→ **待审阅文本**
如何使用 Python 将子网关联到 Azure 中的网络安全组？

Question

我有 python 函数，它创建新的网络安全组：

def createNetworkSecurityGroup(subscription, location, resourceGroupName, networkSecurityGroupName, headers):
    print(f'Creating networking security group {networkSecurityGroupName}...')
    # https://docs.microsoft.com/en-us/rest/api/virtualnetwork/networksecuritygroups/createorupdate#examples

    url = f'https://management.azure.com/subscriptions/{subscription}/resourceGroups/{resourceGroupName}/providers/Microsoft.Network/networkSecurityGroups/{networkSecurityGroupName}?api-version=2019-09-01'

    data ={
          "properties": {
            "securityRules": [
              {
                "name": "CustomInBound",
                "properties": {
                  "protocol": "*",
                  "sourceAddressPrefix": "*",
                  "destinationAddressPrefix": "*",
                  "access": "Allow",
                  "destinationPortRange": "*",
                  "sourcePortRange": "*",
                  "priority": 100,
                  "direction": "Inbound"
                }
              },
              {
                "name": "CustomOutBound",
                "properties": {
                  "protocol": "*",
                  "sourceAddressPrefix": "*",
                  "destinationAddressPrefix": "*",
                  "access": "Allow",
                  "destinationPortRange": "*",
                  "sourcePortRange": "*",
                  "priority": 100,
                  "direction": "Outbound"
                }
              },
                            
            ]
          },
          "location": location
        }
    
    success = False
    while not success:
        try:
            response = requests.put(url, headers=headers, data=str(data))
            responseData = response.json()
            if not responseData.get('id'):
                print(responseData)
                print(responseData.text)

→ **所给材料**
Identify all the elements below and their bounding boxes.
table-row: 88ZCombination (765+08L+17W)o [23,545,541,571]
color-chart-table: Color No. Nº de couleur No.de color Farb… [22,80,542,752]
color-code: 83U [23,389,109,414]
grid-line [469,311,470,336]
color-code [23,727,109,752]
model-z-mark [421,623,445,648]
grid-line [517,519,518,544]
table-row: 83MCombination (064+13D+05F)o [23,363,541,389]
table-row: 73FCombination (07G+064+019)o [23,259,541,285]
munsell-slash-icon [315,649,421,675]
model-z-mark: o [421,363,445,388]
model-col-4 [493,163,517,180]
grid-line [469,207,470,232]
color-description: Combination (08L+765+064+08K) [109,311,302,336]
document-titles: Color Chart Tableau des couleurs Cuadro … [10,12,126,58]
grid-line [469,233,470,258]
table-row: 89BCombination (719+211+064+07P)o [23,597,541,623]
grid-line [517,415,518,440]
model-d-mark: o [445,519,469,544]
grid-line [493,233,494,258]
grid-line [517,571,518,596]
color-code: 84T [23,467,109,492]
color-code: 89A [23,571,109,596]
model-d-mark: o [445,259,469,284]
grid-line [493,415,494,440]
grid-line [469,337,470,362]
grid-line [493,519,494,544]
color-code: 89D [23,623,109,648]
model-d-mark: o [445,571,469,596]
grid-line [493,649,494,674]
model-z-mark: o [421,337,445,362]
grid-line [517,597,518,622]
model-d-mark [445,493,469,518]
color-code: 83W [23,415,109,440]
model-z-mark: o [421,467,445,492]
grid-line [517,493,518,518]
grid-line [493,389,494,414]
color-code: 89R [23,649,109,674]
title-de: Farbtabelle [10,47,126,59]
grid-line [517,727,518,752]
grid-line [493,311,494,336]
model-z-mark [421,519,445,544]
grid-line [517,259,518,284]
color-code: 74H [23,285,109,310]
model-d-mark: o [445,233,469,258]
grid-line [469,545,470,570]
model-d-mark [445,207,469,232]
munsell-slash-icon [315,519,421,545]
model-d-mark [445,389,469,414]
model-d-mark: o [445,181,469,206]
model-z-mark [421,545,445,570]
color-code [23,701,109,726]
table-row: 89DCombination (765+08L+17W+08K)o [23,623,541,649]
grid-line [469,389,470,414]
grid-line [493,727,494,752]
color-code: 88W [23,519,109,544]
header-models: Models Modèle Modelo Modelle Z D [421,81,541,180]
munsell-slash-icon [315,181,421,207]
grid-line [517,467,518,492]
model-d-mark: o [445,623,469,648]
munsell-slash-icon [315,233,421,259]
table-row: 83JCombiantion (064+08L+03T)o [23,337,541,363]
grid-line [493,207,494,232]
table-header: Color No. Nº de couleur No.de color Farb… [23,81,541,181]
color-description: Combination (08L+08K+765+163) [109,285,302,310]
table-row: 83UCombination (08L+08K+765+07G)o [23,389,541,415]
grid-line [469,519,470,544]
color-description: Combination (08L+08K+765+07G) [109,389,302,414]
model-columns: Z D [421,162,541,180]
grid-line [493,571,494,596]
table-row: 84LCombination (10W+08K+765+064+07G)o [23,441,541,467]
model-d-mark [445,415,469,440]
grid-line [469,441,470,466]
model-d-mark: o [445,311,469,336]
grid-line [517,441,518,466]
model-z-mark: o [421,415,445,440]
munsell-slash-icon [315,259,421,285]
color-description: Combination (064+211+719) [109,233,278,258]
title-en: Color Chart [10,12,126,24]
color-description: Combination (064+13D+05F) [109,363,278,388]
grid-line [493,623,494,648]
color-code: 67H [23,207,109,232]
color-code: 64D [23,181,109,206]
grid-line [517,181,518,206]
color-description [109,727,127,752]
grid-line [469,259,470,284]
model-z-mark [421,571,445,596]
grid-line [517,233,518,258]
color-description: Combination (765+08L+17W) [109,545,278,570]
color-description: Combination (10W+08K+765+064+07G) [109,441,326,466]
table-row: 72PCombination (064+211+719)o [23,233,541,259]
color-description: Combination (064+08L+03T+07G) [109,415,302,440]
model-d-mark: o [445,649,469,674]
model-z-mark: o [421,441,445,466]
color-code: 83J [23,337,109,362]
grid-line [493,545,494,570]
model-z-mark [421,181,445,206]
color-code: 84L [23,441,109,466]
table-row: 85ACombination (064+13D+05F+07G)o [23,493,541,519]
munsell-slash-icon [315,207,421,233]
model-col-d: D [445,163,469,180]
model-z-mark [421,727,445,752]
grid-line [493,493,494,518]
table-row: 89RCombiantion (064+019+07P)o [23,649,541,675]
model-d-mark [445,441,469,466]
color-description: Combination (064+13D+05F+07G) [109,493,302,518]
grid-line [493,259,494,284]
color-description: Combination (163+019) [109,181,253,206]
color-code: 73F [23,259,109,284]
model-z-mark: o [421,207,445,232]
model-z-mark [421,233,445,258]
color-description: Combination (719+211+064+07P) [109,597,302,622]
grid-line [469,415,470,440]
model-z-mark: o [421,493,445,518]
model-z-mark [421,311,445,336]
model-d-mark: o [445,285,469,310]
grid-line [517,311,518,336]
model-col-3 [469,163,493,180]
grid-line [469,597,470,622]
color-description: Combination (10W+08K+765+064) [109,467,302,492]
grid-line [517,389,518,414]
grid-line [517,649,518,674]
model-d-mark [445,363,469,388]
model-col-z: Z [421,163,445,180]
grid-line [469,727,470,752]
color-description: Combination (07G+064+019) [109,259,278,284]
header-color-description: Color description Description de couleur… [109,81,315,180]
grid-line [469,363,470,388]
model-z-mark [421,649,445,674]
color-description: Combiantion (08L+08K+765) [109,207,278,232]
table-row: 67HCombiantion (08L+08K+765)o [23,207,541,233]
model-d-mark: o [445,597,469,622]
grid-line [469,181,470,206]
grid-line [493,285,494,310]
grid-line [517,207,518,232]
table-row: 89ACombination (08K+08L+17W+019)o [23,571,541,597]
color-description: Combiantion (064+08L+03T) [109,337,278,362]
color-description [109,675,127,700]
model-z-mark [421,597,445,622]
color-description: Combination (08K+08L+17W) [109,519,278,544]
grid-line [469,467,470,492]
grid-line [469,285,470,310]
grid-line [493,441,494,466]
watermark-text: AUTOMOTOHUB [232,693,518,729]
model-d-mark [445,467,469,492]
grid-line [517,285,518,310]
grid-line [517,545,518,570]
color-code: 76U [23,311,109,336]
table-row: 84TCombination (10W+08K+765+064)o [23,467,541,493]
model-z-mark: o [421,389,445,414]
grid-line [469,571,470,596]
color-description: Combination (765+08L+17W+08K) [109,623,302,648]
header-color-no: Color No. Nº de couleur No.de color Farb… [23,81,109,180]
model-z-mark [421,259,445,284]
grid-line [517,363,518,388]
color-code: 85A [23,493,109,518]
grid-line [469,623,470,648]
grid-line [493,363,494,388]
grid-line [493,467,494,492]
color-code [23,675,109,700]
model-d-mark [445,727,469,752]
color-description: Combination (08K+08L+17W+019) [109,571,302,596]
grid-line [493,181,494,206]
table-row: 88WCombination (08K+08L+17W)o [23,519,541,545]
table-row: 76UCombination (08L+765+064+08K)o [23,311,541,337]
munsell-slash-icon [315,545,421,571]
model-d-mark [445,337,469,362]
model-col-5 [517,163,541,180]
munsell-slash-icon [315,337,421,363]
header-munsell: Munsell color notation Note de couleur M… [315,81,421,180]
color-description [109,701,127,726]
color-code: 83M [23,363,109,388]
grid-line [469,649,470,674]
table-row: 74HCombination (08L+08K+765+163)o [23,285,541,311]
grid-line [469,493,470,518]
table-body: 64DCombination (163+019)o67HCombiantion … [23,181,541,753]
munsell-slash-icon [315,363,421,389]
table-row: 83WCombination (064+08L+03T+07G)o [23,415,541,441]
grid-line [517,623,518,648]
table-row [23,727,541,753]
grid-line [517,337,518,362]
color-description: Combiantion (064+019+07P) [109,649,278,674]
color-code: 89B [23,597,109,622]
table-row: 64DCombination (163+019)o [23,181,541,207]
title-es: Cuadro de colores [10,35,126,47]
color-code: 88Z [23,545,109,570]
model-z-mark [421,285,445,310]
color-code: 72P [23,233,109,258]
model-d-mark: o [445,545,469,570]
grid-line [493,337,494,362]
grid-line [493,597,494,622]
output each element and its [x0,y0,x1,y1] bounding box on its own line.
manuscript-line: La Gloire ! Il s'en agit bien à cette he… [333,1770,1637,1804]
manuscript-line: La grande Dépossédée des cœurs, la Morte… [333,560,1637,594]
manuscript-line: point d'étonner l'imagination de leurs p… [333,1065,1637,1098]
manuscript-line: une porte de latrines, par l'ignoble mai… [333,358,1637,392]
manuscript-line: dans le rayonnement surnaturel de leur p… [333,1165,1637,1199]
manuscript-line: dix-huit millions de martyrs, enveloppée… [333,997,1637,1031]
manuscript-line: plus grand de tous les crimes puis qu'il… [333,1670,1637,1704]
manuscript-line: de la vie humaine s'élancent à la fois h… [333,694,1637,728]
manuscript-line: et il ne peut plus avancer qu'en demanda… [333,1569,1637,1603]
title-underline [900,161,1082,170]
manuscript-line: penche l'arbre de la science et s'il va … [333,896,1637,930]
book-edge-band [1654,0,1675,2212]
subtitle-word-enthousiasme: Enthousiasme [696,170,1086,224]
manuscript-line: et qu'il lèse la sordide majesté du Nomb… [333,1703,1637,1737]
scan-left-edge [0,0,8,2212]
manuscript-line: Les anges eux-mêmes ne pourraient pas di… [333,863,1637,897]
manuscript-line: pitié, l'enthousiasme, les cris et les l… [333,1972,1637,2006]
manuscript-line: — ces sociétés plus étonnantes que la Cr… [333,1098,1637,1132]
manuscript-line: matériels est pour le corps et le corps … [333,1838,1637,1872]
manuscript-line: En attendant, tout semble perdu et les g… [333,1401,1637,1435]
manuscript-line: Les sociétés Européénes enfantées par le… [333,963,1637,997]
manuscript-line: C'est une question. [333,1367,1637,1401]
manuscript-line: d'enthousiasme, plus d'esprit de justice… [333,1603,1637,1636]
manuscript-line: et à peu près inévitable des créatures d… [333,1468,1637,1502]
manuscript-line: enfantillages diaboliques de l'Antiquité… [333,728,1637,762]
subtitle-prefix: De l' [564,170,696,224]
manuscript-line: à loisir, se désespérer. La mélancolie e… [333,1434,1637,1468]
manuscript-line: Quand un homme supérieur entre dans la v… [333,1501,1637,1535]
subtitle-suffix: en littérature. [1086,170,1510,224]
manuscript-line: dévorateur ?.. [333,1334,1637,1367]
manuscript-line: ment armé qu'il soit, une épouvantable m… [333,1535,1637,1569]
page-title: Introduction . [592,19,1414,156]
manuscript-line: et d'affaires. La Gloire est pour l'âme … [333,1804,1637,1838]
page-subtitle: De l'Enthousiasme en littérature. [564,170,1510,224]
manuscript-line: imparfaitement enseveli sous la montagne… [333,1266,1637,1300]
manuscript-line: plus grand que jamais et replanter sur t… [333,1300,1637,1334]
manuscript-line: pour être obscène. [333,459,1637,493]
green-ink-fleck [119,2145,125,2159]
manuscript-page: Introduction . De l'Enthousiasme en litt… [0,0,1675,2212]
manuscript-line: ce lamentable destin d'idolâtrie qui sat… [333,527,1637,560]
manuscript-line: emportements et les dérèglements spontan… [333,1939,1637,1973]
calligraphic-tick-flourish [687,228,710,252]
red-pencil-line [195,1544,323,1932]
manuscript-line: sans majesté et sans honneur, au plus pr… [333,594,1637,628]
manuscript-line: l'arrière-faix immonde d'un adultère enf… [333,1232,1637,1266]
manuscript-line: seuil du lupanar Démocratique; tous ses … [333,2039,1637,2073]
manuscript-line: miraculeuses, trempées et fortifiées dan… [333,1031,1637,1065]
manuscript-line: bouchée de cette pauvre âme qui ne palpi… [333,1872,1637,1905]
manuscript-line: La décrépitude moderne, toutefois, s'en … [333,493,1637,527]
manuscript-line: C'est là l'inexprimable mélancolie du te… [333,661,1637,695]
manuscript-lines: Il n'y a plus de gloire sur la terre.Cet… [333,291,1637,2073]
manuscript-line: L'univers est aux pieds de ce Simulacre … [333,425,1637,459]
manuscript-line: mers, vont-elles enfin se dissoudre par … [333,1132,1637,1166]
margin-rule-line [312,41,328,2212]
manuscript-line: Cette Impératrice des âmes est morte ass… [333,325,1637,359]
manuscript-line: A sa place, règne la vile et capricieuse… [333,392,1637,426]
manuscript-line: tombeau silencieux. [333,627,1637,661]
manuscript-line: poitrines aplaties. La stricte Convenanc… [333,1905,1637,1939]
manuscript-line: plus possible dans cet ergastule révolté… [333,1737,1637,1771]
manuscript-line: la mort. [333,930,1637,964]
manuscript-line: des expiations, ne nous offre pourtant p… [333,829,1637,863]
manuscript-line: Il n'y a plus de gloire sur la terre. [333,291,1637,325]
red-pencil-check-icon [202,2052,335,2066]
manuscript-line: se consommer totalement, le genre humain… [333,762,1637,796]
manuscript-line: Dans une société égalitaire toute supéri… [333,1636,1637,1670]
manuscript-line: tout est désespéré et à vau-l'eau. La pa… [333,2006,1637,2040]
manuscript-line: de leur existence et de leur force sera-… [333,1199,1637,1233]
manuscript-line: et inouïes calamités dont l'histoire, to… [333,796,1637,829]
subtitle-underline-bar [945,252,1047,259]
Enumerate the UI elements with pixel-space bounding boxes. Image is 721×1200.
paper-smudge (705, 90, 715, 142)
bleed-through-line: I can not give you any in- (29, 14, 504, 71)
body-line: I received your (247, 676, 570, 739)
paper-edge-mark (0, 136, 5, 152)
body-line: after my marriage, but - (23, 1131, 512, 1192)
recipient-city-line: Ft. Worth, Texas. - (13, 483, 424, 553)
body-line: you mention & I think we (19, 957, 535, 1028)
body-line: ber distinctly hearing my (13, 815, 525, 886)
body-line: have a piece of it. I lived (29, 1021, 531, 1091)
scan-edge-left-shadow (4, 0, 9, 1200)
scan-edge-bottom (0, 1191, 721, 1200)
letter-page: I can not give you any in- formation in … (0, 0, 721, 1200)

→ **题目**
请把关于 Azure 网络安全组的文本中从“responseData = response.json()”开始、到“print(responseData.text)”结束的部分一字不差地重新写出来。 这些条目与上面的文本没有关系。

→ **作答**
responseData = response.json()
            if not responseData.get('id'):
                print(responseData)
                print(responseData.text)